» SET EXERCISE
Without the pictures, repeat the listing character for character.

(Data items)
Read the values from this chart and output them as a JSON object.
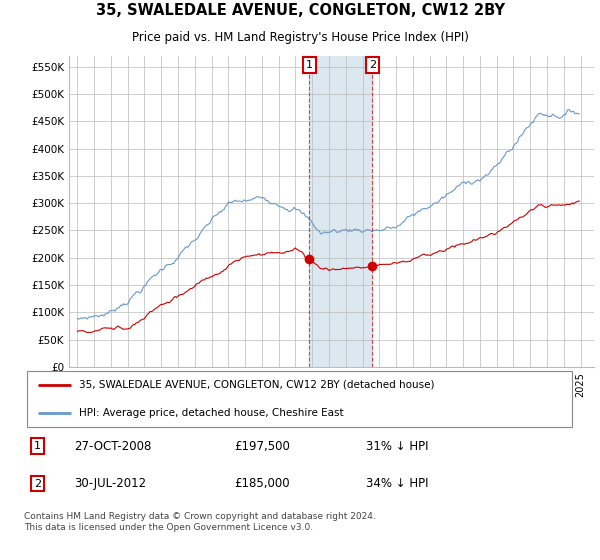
{
  "title": "35, SWALEDALE AVENUE, CONGLETON, CW12 2BY",
  "subtitle": "Price paid vs. HM Land Registry's House Price Index (HPI)",
  "ylabel_ticks": [
    "£0",
    "£50K",
    "£100K",
    "£150K",
    "£200K",
    "£250K",
    "£300K",
    "£350K",
    "£400K",
    "£450K",
    "£500K",
    "£550K"
  ],
  "ytick_values": [
    0,
    50000,
    100000,
    150000,
    200000,
    250000,
    300000,
    350000,
    400000,
    450000,
    500000,
    550000
  ],
  "ylim": [
    0,
    570000
  ],
  "legend_line1": "35, SWALEDALE AVENUE, CONGLETON, CW12 2BY (detached house)",
  "legend_line2": "HPI: Average price, detached house, Cheshire East",
  "line1_color": "#cc0000",
  "line2_color": "#6699cc",
  "annotation1_date": "27-OCT-2008",
  "annotation1_price": "£197,500",
  "annotation1_pct": "31% ↓ HPI",
  "annotation2_date": "30-JUL-2012",
  "annotation2_price": "£185,000",
  "annotation2_pct": "34% ↓ HPI",
  "footer": "Contains HM Land Registry data © Crown copyright and database right 2024.\nThis data is licensed under the Open Government Licence v3.0.",
  "shade_color": "#dce8f0",
  "box_color": "#cc0000",
  "sale1_x": 2008.826,
  "sale1_y": 197500,
  "sale2_x": 2012.583,
  "sale2_y": 185000,
  "xlim_left": 1994.5,
  "xlim_right": 2025.8
}
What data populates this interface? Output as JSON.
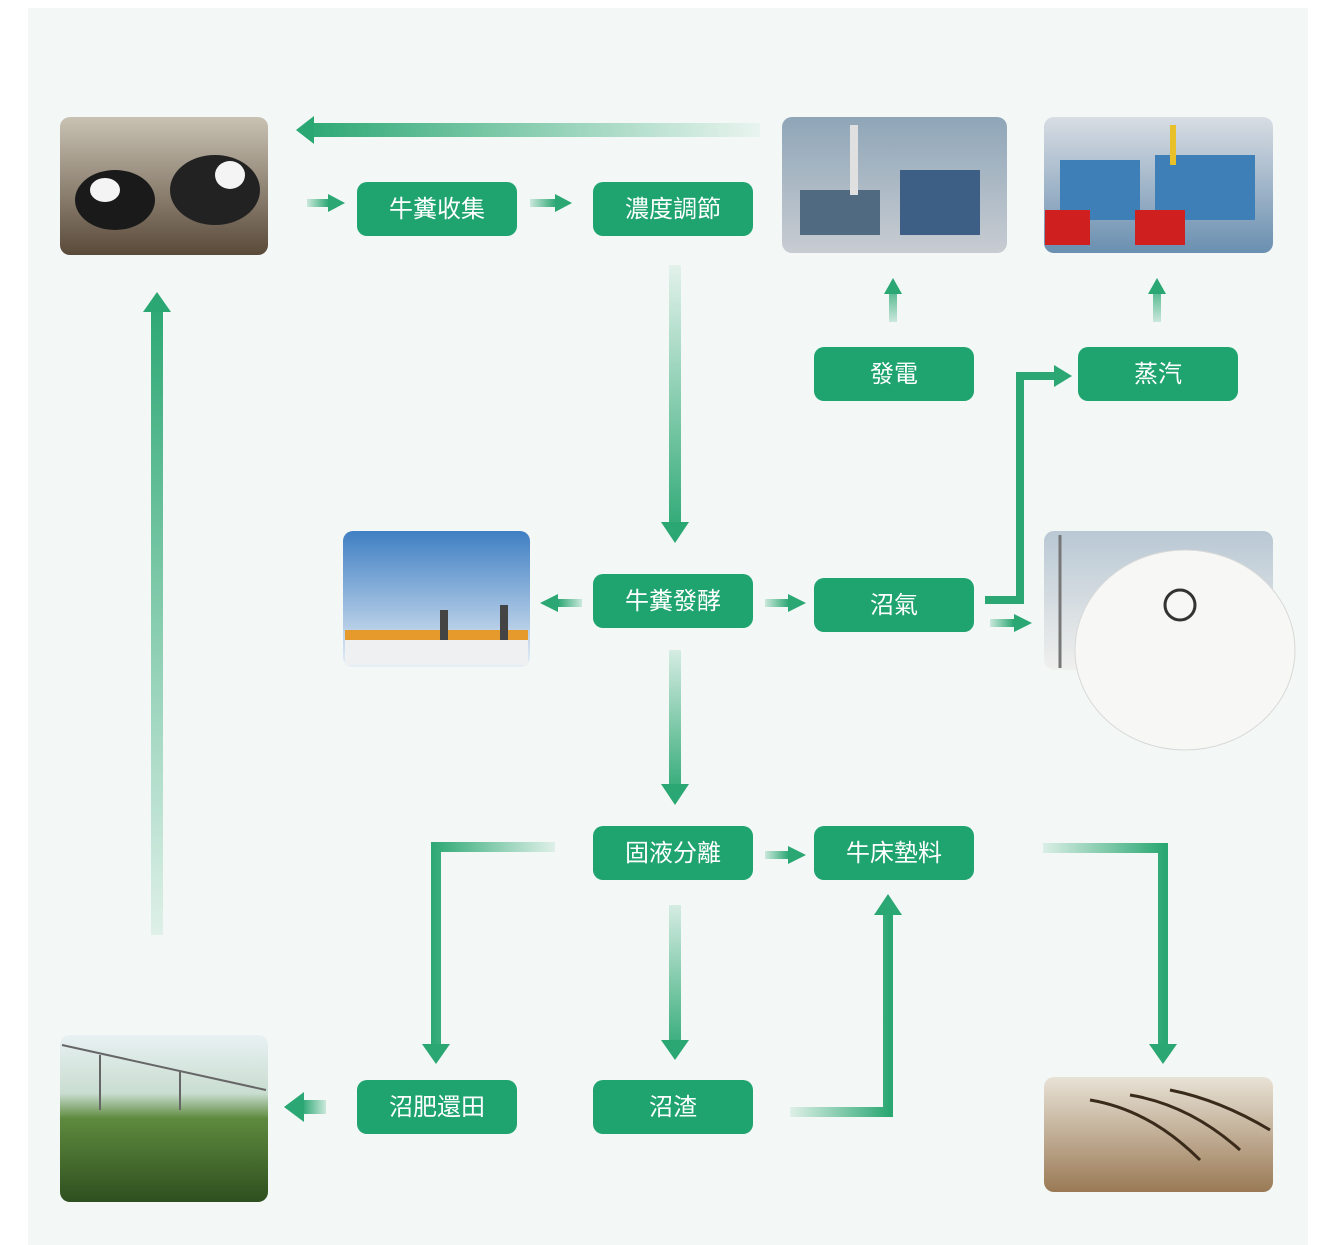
{
  "nodes": [
    {
      "label": "牛糞收集"
    },
    {
      "label": "濃度調節"
    },
    {
      "label": "發電"
    },
    {
      "label": "蒸汽"
    },
    {
      "label": "牛糞發酵"
    },
    {
      "label": "沼氣"
    },
    {
      "label": "固液分離"
    },
    {
      "label": "牛床墊料"
    },
    {
      "label": "沼肥還田"
    },
    {
      "label": "沼渣"
    }
  ]
}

» RESPONSE
Read the values from this chart and output them as a JSON object.
{
  "title": "35, SWALEDALE AVENUE, CONGLETON, CW12 2BY",
  "subtitle": "Price paid vs. HM Land Registry's House Price Index (HPI)",
  "ylabel_ticks": [
    "£0",
    "£50K",
    "£100K",
    "£150K",
    "£200K",
    "£250K",
    "£300K",
    "£350K",
    "£400K",
    "£450K",
    "£500K",
    "£550K"
  ],
  "ytick_values": [
    0,
    50000,
    100000,
    150000,
    200000,
    250000,
    300000,
    350000,
    400000,
    450000,
    500000,
    550000
  ],
  "ylim": [
    0,
    570000
  ],
  "legend_line1": "35, SWALEDALE AVENUE, CONGLETON, CW12 2BY (detached house)",
  "legend_line2": "HPI: Average price, detached house, Cheshire East",
  "line1_color": "#cc0000",
  "line2_color": "#6699cc",
  "annotation1_date": "27-OCT-2008",
  "annotation1_price": "£197,500",
  "annotation1_pct": "31% ↓ HPI",
  "annotation2_date": "30-JUL-2012",
  "annotation2_price": "£185,000",
  "annotation2_pct": "34% ↓ HPI",
  "footer": "Contains HM Land Registry data © Crown copyright and database right 2024.\nThis data is licensed under the Open Government Licence v3.0.",
  "shade_color": "#dce8f0",
  "box_color": "#cc0000",
  "sale1_x": 2008.826,
  "sale1_y": 197500,
  "sale2_x": 2012.583,
  "sale2_y": 185000,
  "xlim_left": 1994.5,
  "xlim_right": 2025.8
}
What data populates this interface? Output as JSON.
{
  "nodes": [
    {
      "label": "牛糞收集"
    },
    {
      "label": "濃度調節"
    },
    {
      "label": "發電"
    },
    {
      "label": "蒸汽"
    },
    {
      "label": "牛糞發酵"
    },
    {
      "label": "沼氣"
    },
    {
      "label": "固液分離"
    },
    {
      "label": "牛床墊料"
    },
    {
      "label": "沼肥還田"
    },
    {
      "label": "沼渣"
    }
  ]
}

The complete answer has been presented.